[Recorded data]

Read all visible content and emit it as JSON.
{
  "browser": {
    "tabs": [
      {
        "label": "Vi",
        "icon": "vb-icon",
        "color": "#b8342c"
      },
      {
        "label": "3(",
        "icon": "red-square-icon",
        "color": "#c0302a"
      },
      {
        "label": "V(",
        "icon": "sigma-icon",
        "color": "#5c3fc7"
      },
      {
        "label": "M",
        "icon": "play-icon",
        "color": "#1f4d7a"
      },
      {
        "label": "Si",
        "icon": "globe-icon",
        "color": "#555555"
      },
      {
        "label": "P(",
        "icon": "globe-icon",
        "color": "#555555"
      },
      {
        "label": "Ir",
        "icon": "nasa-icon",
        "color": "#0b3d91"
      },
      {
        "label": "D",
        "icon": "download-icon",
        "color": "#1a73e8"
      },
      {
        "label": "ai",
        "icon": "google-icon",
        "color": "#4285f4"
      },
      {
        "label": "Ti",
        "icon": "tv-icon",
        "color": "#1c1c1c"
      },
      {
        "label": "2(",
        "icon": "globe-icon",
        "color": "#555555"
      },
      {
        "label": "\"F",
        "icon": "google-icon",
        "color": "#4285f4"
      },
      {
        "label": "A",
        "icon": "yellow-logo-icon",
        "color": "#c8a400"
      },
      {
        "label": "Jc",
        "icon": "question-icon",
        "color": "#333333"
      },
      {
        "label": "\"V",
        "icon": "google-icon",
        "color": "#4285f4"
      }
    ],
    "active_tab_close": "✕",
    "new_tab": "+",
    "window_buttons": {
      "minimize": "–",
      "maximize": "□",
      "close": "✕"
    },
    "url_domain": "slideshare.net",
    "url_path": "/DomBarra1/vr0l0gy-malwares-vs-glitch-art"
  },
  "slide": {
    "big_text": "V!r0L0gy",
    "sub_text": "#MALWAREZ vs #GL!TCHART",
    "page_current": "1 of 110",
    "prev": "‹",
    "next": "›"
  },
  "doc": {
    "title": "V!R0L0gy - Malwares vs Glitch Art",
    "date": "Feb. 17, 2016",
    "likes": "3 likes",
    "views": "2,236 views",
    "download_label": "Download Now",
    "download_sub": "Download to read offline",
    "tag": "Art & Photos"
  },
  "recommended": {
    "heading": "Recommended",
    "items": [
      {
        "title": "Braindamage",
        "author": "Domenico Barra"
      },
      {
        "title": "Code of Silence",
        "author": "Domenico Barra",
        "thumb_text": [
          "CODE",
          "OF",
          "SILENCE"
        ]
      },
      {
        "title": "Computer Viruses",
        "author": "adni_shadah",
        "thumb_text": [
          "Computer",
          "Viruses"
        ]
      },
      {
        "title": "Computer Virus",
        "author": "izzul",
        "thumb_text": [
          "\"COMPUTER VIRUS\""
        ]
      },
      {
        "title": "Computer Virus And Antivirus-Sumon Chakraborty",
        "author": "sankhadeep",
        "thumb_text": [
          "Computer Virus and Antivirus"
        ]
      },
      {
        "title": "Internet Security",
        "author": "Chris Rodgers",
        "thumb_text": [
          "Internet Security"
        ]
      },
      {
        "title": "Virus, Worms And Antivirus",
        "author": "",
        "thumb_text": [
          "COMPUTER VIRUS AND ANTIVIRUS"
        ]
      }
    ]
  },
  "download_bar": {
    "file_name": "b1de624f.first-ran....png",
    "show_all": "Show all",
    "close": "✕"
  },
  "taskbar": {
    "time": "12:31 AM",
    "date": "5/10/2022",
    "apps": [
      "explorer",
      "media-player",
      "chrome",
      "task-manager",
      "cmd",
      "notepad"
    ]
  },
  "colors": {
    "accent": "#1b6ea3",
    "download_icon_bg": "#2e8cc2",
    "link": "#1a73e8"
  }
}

What is required >> Copy all the records above precisely.

Response to this exercise >>
Read all visible content and emit it as JSON.
{
  "browser": {
    "tabs": [
      {
        "label": "Vi",
        "icon": "vb-icon",
        "color": "#b8342c"
      },
      {
        "label": "3(",
        "icon": "red-square-icon",
        "color": "#c0302a"
      },
      {
        "label": "V(",
        "icon": "sigma-icon",
        "color": "#5c3fc7"
      },
      {
        "label": "M",
        "icon": "play-icon",
        "color": "#1f4d7a"
      },
      {
        "label": "Si",
        "icon": "globe-icon",
        "color": "#555555"
      },
      {
        "label": "P(",
        "icon": "globe-icon",
        "color": "#555555"
      },
      {
        "label": "Ir",
        "icon": "nasa-icon",
        "color": "#0b3d91"
      },
      {
        "label": "D",
        "icon": "download-icon",
        "color": "#1a73e8"
      },
      {
        "label": "ai",
        "icon": "google-icon",
        "color": "#4285f4"
      },
      {
        "label": "Ti",
        "icon": "tv-icon",
        "color": "#1c1c1c"
      },
      {
        "label": "2(",
        "icon": "globe-icon",
        "color": "#555555"
      },
      {
        "label": "\"F",
        "icon": "google-icon",
        "color": "#4285f4"
      },
      {
        "label": "A",
        "icon": "yellow-logo-icon",
        "color": "#c8a400"
      },
      {
        "label": "Jc",
        "icon": "question-icon",
        "color": "#333333"
      },
      {
        "label": "\"V",
        "icon": "google-icon",
        "color": "#4285f4"
      }
    ],
    "active_tab_close": "✕",
    "new_tab": "+",
    "window_buttons": {
      "minimize": "–",
      "maximize": "□",
      "close": "✕"
    },
    "url_domain": "slideshare.net",
    "url_path": "/DomBarra1/vr0l0gy-malwares-vs-glitch-art"
  },
  "slide": {
    "big_text": "V!r0L0gy",
    "sub_text": "#MALWAREZ vs #GL!TCHART",
    "page_current": "1 of 110",
    "prev": "‹",
    "next": "›"
  },
  "doc": {
    "title": "V!R0L0gy - Malwares vs Glitch Art",
    "date": "Feb. 17, 2016",
    "likes": "3 likes",
    "views": "2,236 views",
    "download_label": "Download Now",
    "download_sub": "Download to read offline",
    "tag": "Art & Photos"
  },
  "recommended": {
    "heading": "Recommended",
    "items": [
      {
        "title": "Braindamage",
        "author": "Domenico Barra"
      },
      {
        "title": "Code of Silence",
        "author": "Domenico Barra",
        "thumb_text": [
          "CODE",
          "OF",
          "SILENCE"
        ]
      },
      {
        "title": "Computer Viruses",
        "author": "adni_shadah",
        "thumb_text": [
          "Computer",
          "Viruses"
        ]
      },
      {
        "title": "Computer Virus",
        "author": "izzul",
        "thumb_text": [
          "\"COMPUTER VIRUS\""
        ]
      },
      {
        "title": "Computer Virus And Antivirus-Sumon Chakraborty",
        "author": "sankhadeep",
        "thumb_text": [
          "Computer Virus and Antivirus"
        ]
      },
      {
        "title": "Internet Security",
        "author": "Chris Rodgers",
        "thumb_text": [
          "Internet Security"
        ]
      },
      {
        "title": "Virus, Worms And Antivirus",
        "author": "",
        "thumb_text": [
          "COMPUTER VIRUS AND ANTIVIRUS"
        ]
      }
    ]
  },
  "download_bar": {
    "file_name": "b1de624f.first-ran....png",
    "show_all": "Show all",
    "close": "✕"
  },
  "taskbar": {
    "time": "12:31 AM",
    "date": "5/10/2022",
    "apps": [
      "explorer",
      "media-player",
      "chrome",
      "task-manager",
      "cmd",
      "notepad"
    ]
  },
  "colors": {
    "accent": "#1b6ea3",
    "download_icon_bg": "#2e8cc2",
    "link": "#1a73e8"
  }
}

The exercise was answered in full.